- PROBLEM STATEMENT
Go through the records and show each line where the word "Movement" occurs.

- DATA FOR THIS TASK

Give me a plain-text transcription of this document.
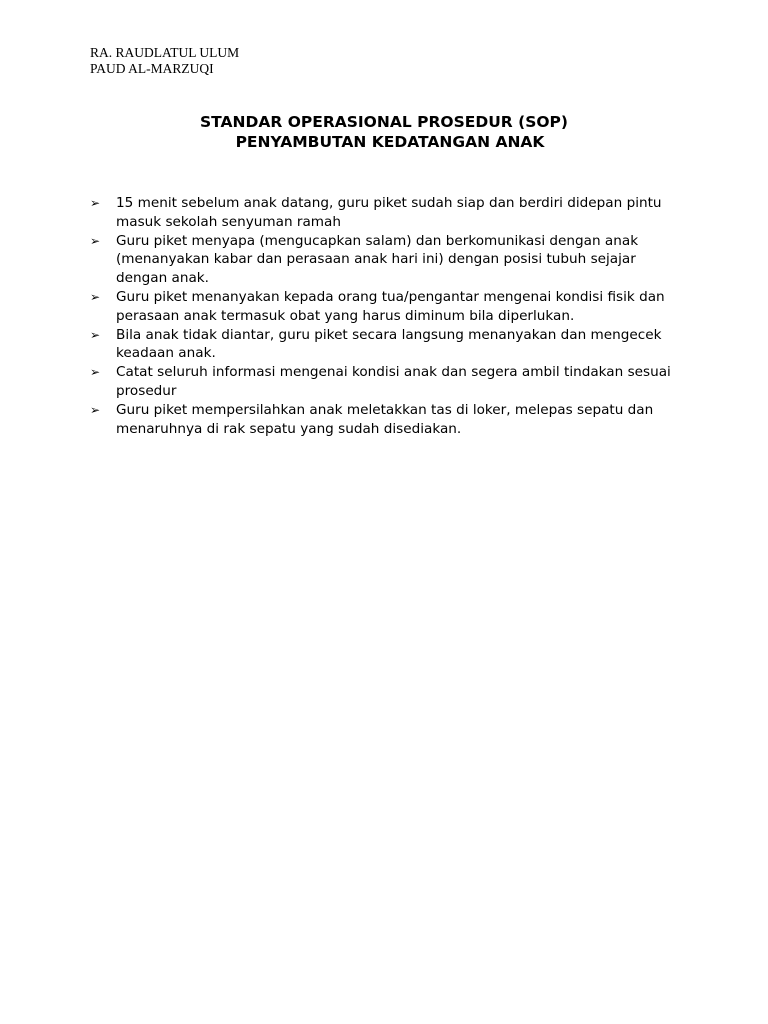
RA. RAUDLATUL ULUM
PAUD AL-MARZUQI
STANDAR OPERASIONAL PROSEDUR (SOP)
PENYAMBUTAN KEDATANGAN ANAK
➢ 15 menit sebelum anak datang, guru piket sudah siap dan berdiri didepan pintu masuk sekolah senyuman ramah
➢ Guru piket menyapa (mengucapkan salam) dan berkomunikasi dengan anak (menanyakan kabar dan perasaan anak hari ini) dengan posisi tubuh sejajar dengan anak.
➢ Guru piket menanyakan kepada orang tua/pengantar mengenai kondisi fisik dan perasaan anak termasuk obat yang harus diminum bila diperlukan.
➢ Bila anak tidak diantar, guru piket secara langsung menanyakan dan mengecek keadaan anak.
➢ Catat seluruh informasi mengenai kondisi anak dan segera ambil tindakan sesuai prosedur
➢ Guru piket mempersilahkan anak meletakkan tas di loker, melepas sepatu dan menaruhnya di rak sepatu yang sudah disediakan.
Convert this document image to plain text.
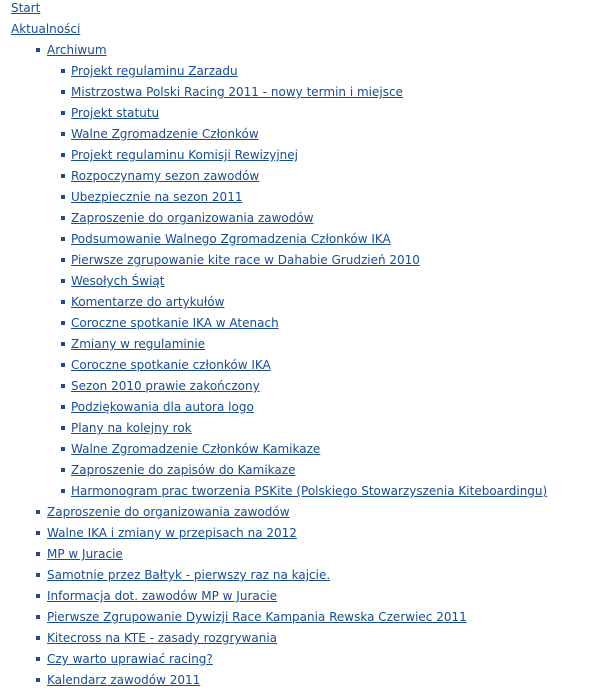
Start
Aktualności
Archiwum
Projekt regulaminu Zarzadu
Mistrzostwa Polski Racing 2011 - nowy termin i miejsce
Projekt statutu
Walne Zgromadzenie Członków
Projekt regulaminu Komisji Rewizyjnej
Rozpoczynamy sezon zawodów
Ubezpiecznie na sezon 2011
Zaproszenie do organizowania zawodów
Podsumowanie Walnego Zgromadzenia Członków IKA
Pierwsze zgrupowanie kite race w Dahabie Grudzień 2010
Wesołych Świąt
Komentarze do artykułów
Coroczne spotkanie IKA w Atenach
Zmiany w regulaminie
Coroczne spotkanie członków IKA
Sezon 2010 prawie zakończony
Podziękowania dla autora logo
Plany na kolejny rok
Walne Zgromadzenie Członków Kamikaze
Zaproszenie do zapisów do Kamikaze
Harmonogram prac tworzenia PSKite (Polskiego Stowarzyszenia Kiteboardingu)
Zaproszenie do organizowania zawodów
Walne IKA i zmiany w przepisach na 2012
MP w Juracie
Samotnie przez Bałtyk - pierwszy raz na kajcie.
Informacja dot. zawodów MP w Juracie
Pierwsze Zgrupowanie Dywizji Race Kampania Rewska Czerwiec 2011
Kitecross na KTE - zasady rozgrywania
Czy warto uprawiać racing?
Kalendarz zawodów 2011
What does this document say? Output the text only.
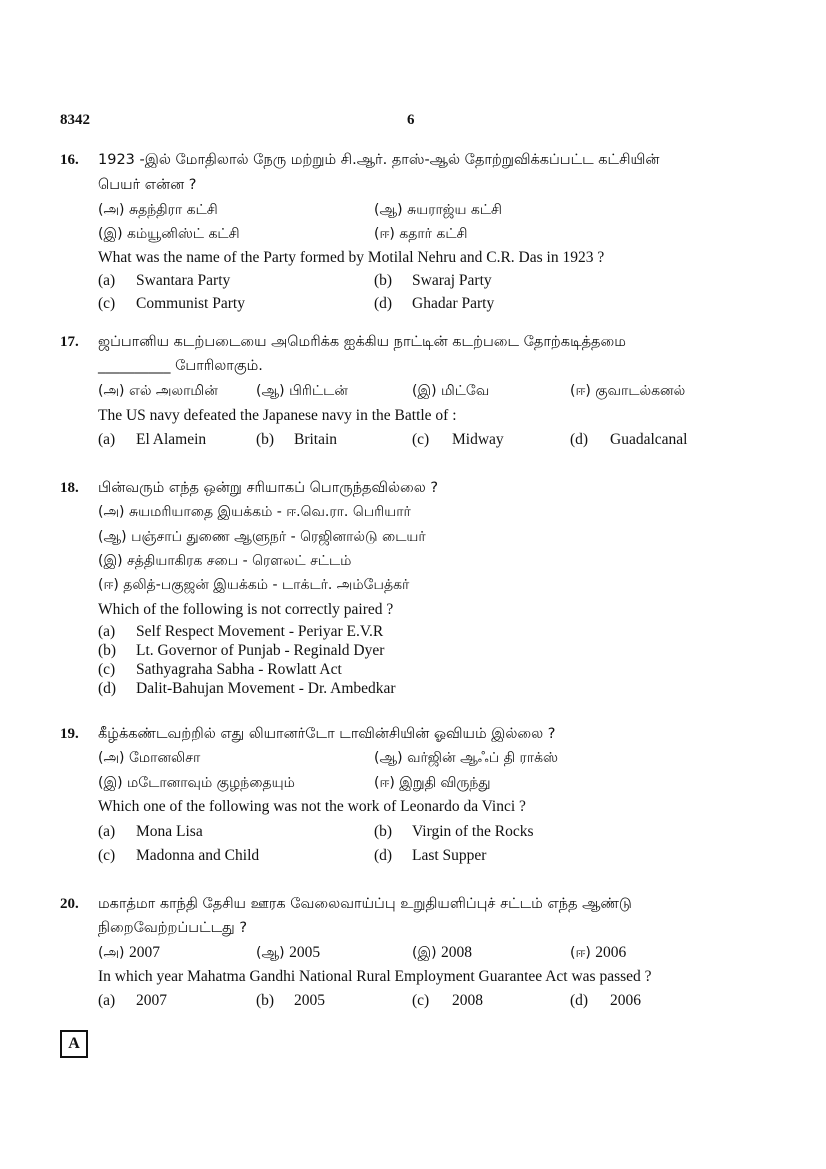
8342	6
16. 1923 -இல் மோதிலால் நேரு மற்றும் சி.ஆர். தாஸ்-ஆல் தோற்றுவிக்கப்பட்ட கட்சியின்
பெயர் என்ன ?
(அ) சுதந்திரா கட்சி	(ஆ) சுயராஜ்ய கட்சி
(இ) கம்யூனிஸ்ட் கட்சி	(ஈ) கதார் கட்சி
What was the name of the Party formed by Motilal Nehru and C.R. Das in 1923 ?
(a) Swantara Party	(b) Swaraj Party
(c) Communist Party	(d) Ghadar Party
17. ஜப்பானிய கடற்படையை அமெரிக்க ஐக்கிய நாட்டின் கடற்படை தோற்கடித்தமை
__________ போரிலாகும்.
(அ) எல் அலாமின்	(ஆ) பிரிட்டன்	(இ) மிட்வே	(ஈ) குவாடல்கனல்
The US navy defeated the Japanese navy in the Battle of :
(a) El Alamein	(b) Britain	(c) Midway	(d) Guadalcanal
18. பின்வரும் எந்த ஒன்று சரியாகப் பொருந்தவில்லை ?
(அ) சுயமரியாதை இயக்கம் - ஈ.வெ.ரா. பெரியார்
(ஆ) பஞ்சாப் துணை ஆளுநர் - ரெஜினால்டு டையர்
(இ) சத்தியாகிரக சபை - ரௌலட் சட்டம்
(ஈ) தலித்-பகுஜன் இயக்கம் - டாக்டர். அம்பேத்கர்
Which of the following is not correctly paired ?
(a) Self Respect Movement - Periyar E.V.R
(b) Lt. Governor of Punjab - Reginald Dyer
(c) Sathyagraha Sabha - Rowlatt Act
(d) Dalit-Bahujan Movement - Dr. Ambedkar
19. கீழ்க்கண்டவற்றில் எது லியானர்டோ டாவின்சியின் ஓவியம் இல்லை ?
(அ) மோனலிசா	(ஆ) வர்ஜின் ஆஃப் தி ராக்ஸ்
(இ) மடோனாவும் குழந்தையும்	(ஈ) இறுதி விருந்து
Which one of the following was not the work of Leonardo da Vinci ?
(a) Mona Lisa	(b) Virgin of the Rocks
(c) Madonna and Child	(d) Last Supper
20. மகாத்மா காந்தி தேசிய ஊரக வேலைவாய்ப்பு உறுதியளிப்புச் சட்டம் எந்த ஆண்டு
நிறைவேற்றப்பட்டது ?
(அ) 2007	(ஆ) 2005	(இ) 2008	(ஈ) 2006
In which year Mahatma Gandhi National Rural Employment Guarantee Act was passed ?
(a) 2007	(b) 2005	(c) 2008	(d) 2006
A
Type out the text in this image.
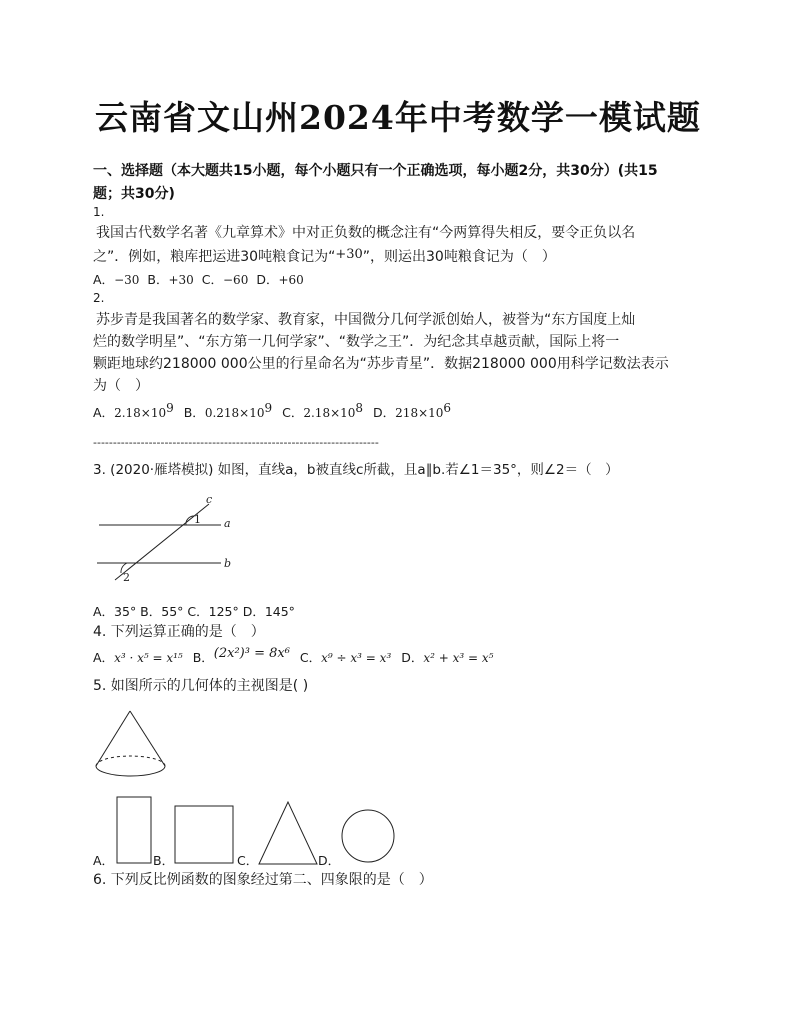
云南省文山州2024年中考数学一模试题
一、选择题（本大题共15小题，每个小题只有一个正确选项，每小题2分，共30分）(共15
题；共30分)
1.
我国古代数学名著《九章算术》中对正负数的概念注有“今两算得失相反，要令正负以名
之”．例如，粮库把运进30吨粮食记为“+30”，则运出30吨粮食记为（　）
A．−30 B．+30 C．−60 D．+60
2.
苏步青是我国著名的数学家、教育家，中国微分几何学派创始人，被誉为“东方国度上灿
烂的数学明星”、“东方第一几何学家”、“数学之王”．为纪念其卓越贡献，国际上将一
颗距地球约218000 000公里的行星命名为“苏步青星”．数据218000 000用科学记数法表示
为（　）
A．$2.18\times 10^9$ B．$0.218\times 10^9$ C．$2.18\times 10^8$ D．$218\times 10^6$
------------------------------------------------------------------------
3. (2020·雁塔模拟) 如图，直线a，b被直线c所截，且a∥b.若∠1＝35°，则∠2＝（　）
c
a
b
1
2
A．35° B．55° C．125° D．145°
4. 下列运算正确的是（　）
A．x³ · x⁵ = x¹⁵ B．(2x²)³ = 8x⁶ C．x⁹ ÷ x³ = x³ D．x² + x³ = x⁵
5. 如图所示的几何体的主视图是( )
A．	B．	C．	D．
6. 下列反比例函数的图象经过第二、四象限的是（　）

- SOLUTION FOR THIS TASK
(a) Self Respect Movement - Periyar E.V.R
(d) Dalit-Bahujan Movement - Dr. Ambedkar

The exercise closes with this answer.